> EXERCISE INSTRUCTIONS
Collect each line containing "连线播客".
┌────────
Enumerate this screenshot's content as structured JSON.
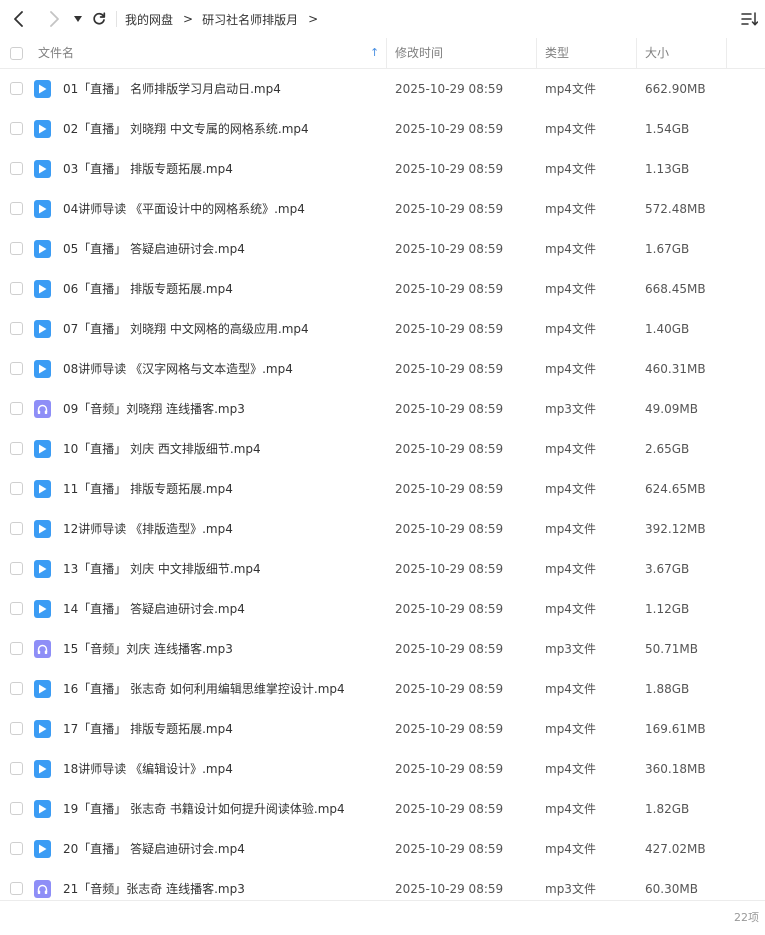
{
  "toolbar": {
    "breadcrumb": [
      "我的网盘",
      "研习社名师排版月"
    ],
    "crumb_separator": ">"
  },
  "columns": {
    "name": "文件名",
    "modified": "修改时间",
    "type": "类型",
    "size": "大小",
    "sort_indicator": "↑"
  },
  "colors": {
    "video_icon": "#3b9cf4",
    "audio_icon": "#8e8ef7",
    "sort_arrow": "#4a90e2"
  },
  "files": [
    {
      "name": "01「直播」 名师排版学习月启动日.mp4",
      "modified": "2025-10-29 08:59",
      "type": "mp4文件",
      "size": "662.90MB",
      "icon": "video-file-icon"
    },
    {
      "name": "02「直播」 刘晓翔 中文专属的网格系统.mp4",
      "modified": "2025-10-29 08:59",
      "type": "mp4文件",
      "size": "1.54GB",
      "icon": "video-file-icon"
    },
    {
      "name": "03「直播」 排版专题拓展.mp4",
      "modified": "2025-10-29 08:59",
      "type": "mp4文件",
      "size": "1.13GB",
      "icon": "video-file-icon"
    },
    {
      "name": "04讲师导读 《平面设计中的网格系统》.mp4",
      "modified": "2025-10-29 08:59",
      "type": "mp4文件",
      "size": "572.48MB",
      "icon": "video-file-icon"
    },
    {
      "name": "05「直播」 答疑启迪研讨会.mp4",
      "modified": "2025-10-29 08:59",
      "type": "mp4文件",
      "size": "1.67GB",
      "icon": "video-file-icon"
    },
    {
      "name": "06「直播」 排版专题拓展.mp4",
      "modified": "2025-10-29 08:59",
      "type": "mp4文件",
      "size": "668.45MB",
      "icon": "video-file-icon"
    },
    {
      "name": "07「直播」 刘晓翔 中文网格的高级应用.mp4",
      "modified": "2025-10-29 08:59",
      "type": "mp4文件",
      "size": "1.40GB",
      "icon": "video-file-icon"
    },
    {
      "name": "08讲师导读 《汉字网格与文本造型》.mp4",
      "modified": "2025-10-29 08:59",
      "type": "mp4文件",
      "size": "460.31MB",
      "icon": "video-file-icon"
    },
    {
      "name": "09「音频」刘晓翔 连线播客.mp3",
      "modified": "2025-10-29 08:59",
      "type": "mp3文件",
      "size": "49.09MB",
      "icon": "audio-file-icon"
    },
    {
      "name": "10「直播」 刘庆 西文排版细节.mp4",
      "modified": "2025-10-29 08:59",
      "type": "mp4文件",
      "size": "2.65GB",
      "icon": "video-file-icon"
    },
    {
      "name": "11「直播」 排版专题拓展.mp4",
      "modified": "2025-10-29 08:59",
      "type": "mp4文件",
      "size": "624.65MB",
      "icon": "video-file-icon"
    },
    {
      "name": "12讲师导读 《排版造型》.mp4",
      "modified": "2025-10-29 08:59",
      "type": "mp4文件",
      "size": "392.12MB",
      "icon": "video-file-icon"
    },
    {
      "name": "13「直播」 刘庆 中文排版细节.mp4",
      "modified": "2025-10-29 08:59",
      "type": "mp4文件",
      "size": "3.67GB",
      "icon": "video-file-icon"
    },
    {
      "name": "14「直播」 答疑启迪研讨会.mp4",
      "modified": "2025-10-29 08:59",
      "type": "mp4文件",
      "size": "1.12GB",
      "icon": "video-file-icon"
    },
    {
      "name": "15「音频」刘庆 连线播客.mp3",
      "modified": "2025-10-29 08:59",
      "type": "mp3文件",
      "size": "50.71MB",
      "icon": "audio-file-icon"
    },
    {
      "name": "16「直播」 张志奇 如何利用编辑思维掌控设计.mp4",
      "modified": "2025-10-29 08:59",
      "type": "mp4文件",
      "size": "1.88GB",
      "icon": "video-file-icon"
    },
    {
      "name": "17「直播」 排版专题拓展.mp4",
      "modified": "2025-10-29 08:59",
      "type": "mp4文件",
      "size": "169.61MB",
      "icon": "video-file-icon"
    },
    {
      "name": "18讲师导读 《编辑设计》.mp4",
      "modified": "2025-10-29 08:59",
      "type": "mp4文件",
      "size": "360.18MB",
      "icon": "video-file-icon"
    },
    {
      "name": "19「直播」 张志奇 书籍设计如何提升阅读体验.mp4",
      "modified": "2025-10-29 08:59",
      "type": "mp4文件",
      "size": "1.82GB",
      "icon": "video-file-icon"
    },
    {
      "name": "20「直播」 答疑启迪研讨会.mp4",
      "modified": "2025-10-29 08:59",
      "type": "mp4文件",
      "size": "427.02MB",
      "icon": "video-file-icon"
    },
    {
      "name": "21「音频」张志奇 连线播客.mp3",
      "modified": "2025-10-29 08:59",
      "type": "mp3文件",
      "size": "60.30MB",
      "icon": "audio-file-icon"
    }
  ],
  "footer": {
    "count": "22项"
  }
}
└────────
> FULL OUTPUT
      "name": "09「音频」刘晓翔 连线播客.mp3",
      "name": "15「音频」刘庆 连线播客.mp3",
      "name": "21「音频」张志奇 连线播客.mp3",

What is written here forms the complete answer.